━━━ DATA FOR THIS TASK
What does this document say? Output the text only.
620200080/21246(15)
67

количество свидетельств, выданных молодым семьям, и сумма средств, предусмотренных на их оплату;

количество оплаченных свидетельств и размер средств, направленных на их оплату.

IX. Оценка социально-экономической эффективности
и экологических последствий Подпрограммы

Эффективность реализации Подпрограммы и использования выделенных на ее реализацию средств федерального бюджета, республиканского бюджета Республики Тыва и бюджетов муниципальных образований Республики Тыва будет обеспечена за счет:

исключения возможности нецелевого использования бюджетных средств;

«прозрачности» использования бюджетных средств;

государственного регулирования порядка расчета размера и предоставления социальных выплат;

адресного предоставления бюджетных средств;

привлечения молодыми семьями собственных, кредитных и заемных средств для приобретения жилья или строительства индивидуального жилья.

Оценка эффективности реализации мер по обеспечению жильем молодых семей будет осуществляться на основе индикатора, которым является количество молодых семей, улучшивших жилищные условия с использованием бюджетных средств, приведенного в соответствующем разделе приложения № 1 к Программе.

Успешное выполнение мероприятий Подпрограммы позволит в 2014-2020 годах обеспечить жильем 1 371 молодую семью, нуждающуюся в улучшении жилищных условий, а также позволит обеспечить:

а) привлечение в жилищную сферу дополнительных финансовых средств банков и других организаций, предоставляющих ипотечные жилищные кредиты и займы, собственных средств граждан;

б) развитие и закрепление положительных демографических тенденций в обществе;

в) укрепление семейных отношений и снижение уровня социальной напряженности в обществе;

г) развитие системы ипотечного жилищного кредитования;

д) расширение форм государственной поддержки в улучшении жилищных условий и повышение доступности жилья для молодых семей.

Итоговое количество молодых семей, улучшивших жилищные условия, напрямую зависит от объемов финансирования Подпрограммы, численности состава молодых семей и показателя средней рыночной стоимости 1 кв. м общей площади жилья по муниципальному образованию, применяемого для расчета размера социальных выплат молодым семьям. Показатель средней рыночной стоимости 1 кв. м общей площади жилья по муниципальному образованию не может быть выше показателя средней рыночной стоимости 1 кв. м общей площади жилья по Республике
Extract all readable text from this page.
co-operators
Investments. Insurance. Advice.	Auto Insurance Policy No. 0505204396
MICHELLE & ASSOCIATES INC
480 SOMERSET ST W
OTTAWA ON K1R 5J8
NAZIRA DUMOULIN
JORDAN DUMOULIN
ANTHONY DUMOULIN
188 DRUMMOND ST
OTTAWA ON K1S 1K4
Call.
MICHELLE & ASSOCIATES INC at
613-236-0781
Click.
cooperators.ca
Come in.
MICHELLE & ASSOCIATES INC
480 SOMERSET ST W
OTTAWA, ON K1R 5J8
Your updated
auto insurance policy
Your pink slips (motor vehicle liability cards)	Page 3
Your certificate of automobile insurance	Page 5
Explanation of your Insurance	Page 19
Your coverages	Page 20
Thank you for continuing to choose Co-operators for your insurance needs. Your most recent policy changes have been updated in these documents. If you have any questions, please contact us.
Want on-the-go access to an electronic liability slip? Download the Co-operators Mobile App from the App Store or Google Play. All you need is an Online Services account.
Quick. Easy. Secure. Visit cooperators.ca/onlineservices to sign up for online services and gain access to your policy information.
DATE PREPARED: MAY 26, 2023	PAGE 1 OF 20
━━━━━━
━━━ DATA FOR THIS TASK
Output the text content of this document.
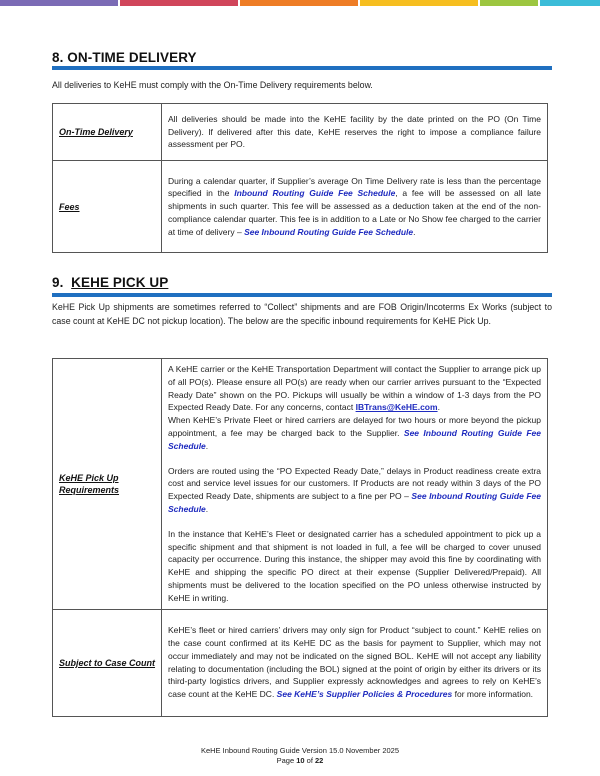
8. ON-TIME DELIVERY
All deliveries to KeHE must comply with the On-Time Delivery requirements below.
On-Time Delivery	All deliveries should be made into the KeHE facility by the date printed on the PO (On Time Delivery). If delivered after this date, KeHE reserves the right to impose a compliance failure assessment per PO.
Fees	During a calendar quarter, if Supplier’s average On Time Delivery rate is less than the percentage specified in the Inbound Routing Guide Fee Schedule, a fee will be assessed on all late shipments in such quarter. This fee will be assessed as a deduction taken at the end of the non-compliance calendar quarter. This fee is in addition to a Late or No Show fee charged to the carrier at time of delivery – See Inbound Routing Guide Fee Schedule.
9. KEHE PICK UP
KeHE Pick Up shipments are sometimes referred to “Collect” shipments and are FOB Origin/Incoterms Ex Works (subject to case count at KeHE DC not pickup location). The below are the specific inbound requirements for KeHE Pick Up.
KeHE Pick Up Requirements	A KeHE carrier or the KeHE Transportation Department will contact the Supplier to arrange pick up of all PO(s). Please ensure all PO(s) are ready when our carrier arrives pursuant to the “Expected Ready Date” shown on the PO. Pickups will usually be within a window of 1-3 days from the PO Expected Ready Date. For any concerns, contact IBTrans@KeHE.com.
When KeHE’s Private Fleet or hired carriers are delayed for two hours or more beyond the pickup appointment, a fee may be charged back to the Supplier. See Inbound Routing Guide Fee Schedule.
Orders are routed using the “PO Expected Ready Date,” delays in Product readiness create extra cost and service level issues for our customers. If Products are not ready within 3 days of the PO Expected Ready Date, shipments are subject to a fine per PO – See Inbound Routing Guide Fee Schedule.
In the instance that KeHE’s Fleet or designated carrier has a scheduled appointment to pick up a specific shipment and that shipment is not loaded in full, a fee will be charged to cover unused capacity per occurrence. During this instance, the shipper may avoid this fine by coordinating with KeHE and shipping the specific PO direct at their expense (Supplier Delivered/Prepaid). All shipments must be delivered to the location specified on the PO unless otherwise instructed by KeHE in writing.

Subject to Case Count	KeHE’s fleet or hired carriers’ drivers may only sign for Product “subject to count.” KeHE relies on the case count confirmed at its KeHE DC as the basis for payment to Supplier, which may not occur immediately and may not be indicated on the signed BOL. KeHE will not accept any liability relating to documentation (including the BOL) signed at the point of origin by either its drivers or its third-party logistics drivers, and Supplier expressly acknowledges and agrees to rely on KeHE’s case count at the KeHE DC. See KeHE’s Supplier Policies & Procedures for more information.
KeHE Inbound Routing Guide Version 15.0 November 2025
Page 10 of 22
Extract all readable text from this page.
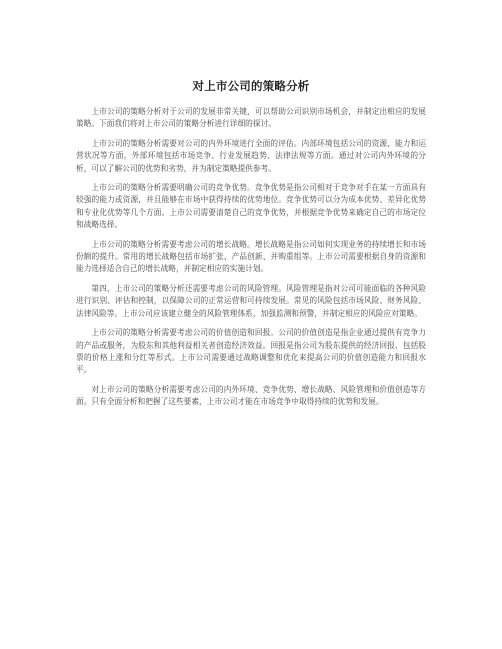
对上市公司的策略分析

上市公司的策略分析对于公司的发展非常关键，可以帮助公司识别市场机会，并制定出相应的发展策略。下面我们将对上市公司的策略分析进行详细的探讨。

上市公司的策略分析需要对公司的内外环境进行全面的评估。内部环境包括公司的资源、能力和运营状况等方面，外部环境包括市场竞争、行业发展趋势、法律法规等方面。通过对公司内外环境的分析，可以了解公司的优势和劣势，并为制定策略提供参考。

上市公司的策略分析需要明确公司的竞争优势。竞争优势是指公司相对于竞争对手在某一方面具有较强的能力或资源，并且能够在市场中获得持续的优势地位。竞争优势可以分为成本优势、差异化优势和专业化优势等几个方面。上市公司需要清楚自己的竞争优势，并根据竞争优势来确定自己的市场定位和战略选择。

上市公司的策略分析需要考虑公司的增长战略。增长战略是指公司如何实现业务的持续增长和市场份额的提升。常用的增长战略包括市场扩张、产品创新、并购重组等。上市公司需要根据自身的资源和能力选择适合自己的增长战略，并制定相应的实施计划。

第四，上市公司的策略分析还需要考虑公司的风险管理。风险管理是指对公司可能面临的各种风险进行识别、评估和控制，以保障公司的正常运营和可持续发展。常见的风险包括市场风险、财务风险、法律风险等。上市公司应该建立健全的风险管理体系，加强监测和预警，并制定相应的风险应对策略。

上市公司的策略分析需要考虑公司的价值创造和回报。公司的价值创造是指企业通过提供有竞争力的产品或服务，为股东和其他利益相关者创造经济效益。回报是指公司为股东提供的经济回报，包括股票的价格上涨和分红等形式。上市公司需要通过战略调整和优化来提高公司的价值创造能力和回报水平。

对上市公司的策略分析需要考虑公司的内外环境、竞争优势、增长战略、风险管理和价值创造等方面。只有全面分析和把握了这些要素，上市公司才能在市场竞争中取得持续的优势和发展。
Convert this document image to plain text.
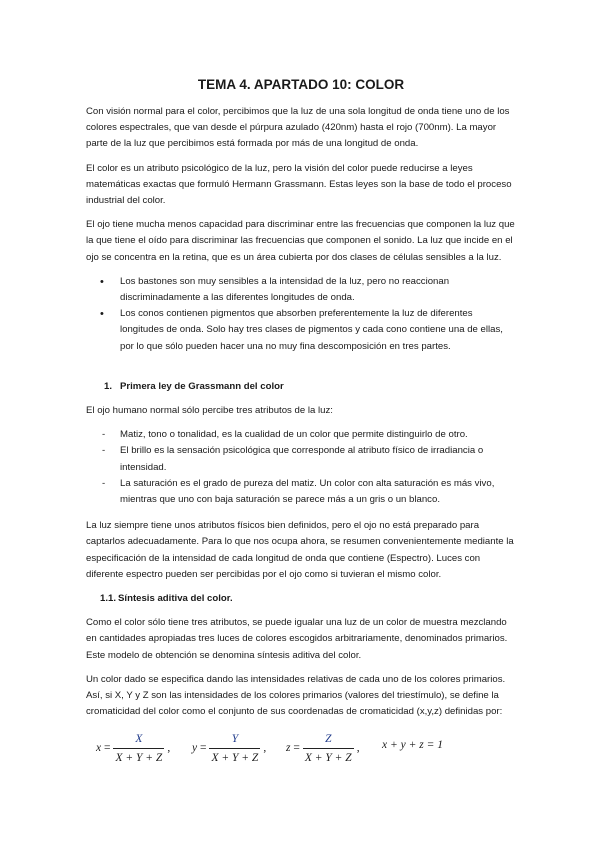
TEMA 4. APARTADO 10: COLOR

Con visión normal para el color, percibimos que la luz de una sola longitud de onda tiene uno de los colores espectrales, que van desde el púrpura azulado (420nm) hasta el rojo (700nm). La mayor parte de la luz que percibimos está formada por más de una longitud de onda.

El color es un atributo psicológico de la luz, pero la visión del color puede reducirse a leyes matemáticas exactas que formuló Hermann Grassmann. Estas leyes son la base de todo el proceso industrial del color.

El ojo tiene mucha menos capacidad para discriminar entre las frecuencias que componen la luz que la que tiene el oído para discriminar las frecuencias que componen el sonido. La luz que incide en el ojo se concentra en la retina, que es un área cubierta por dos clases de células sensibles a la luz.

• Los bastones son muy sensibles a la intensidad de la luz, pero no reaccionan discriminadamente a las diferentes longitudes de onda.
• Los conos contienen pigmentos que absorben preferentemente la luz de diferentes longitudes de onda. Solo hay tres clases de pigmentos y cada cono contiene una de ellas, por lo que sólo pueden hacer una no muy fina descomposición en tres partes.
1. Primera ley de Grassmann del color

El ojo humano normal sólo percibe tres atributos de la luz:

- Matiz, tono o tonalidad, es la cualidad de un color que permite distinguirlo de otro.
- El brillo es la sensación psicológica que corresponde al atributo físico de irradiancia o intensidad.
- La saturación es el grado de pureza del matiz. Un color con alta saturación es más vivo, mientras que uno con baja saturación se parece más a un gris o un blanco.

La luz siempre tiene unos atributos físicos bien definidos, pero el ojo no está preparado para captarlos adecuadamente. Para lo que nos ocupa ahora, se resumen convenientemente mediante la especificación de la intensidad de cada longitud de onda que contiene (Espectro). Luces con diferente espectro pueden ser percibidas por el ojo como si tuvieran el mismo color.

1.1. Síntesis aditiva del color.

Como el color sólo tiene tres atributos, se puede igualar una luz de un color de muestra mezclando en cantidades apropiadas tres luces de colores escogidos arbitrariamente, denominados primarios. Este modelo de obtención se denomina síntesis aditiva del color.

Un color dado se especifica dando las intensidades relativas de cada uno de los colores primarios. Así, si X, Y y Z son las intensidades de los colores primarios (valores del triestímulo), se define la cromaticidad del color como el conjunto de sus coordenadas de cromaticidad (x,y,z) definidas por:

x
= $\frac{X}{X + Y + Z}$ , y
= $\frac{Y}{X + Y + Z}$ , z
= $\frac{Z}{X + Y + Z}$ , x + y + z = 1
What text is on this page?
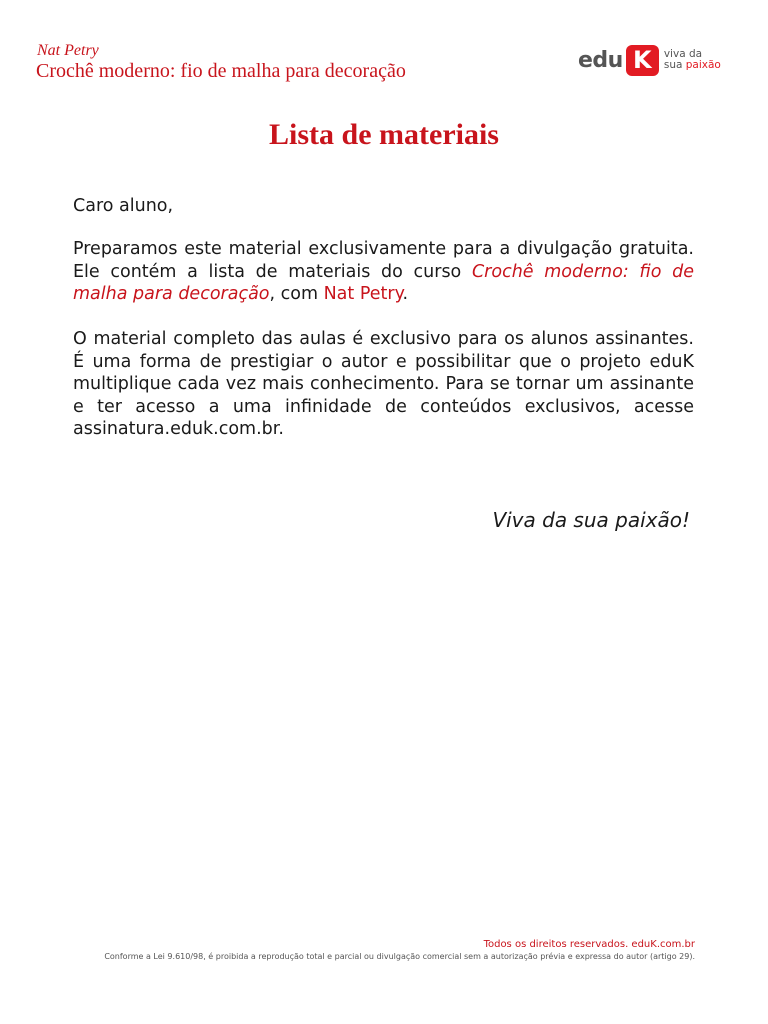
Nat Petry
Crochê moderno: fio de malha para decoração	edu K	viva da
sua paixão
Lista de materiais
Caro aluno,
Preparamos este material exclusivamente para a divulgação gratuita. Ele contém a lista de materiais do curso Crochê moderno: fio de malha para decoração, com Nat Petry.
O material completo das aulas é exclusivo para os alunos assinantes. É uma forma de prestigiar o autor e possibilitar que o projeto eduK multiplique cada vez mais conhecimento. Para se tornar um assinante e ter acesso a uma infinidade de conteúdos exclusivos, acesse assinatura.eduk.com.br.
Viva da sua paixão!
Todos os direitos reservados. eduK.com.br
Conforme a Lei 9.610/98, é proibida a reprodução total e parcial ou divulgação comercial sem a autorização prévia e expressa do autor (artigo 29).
━━━━━━
▶ _SET TASK_
Give nothing but the count of lines in the listing above that hold the string "эффективности".

▶ _COMPLETE OUTPUT_
2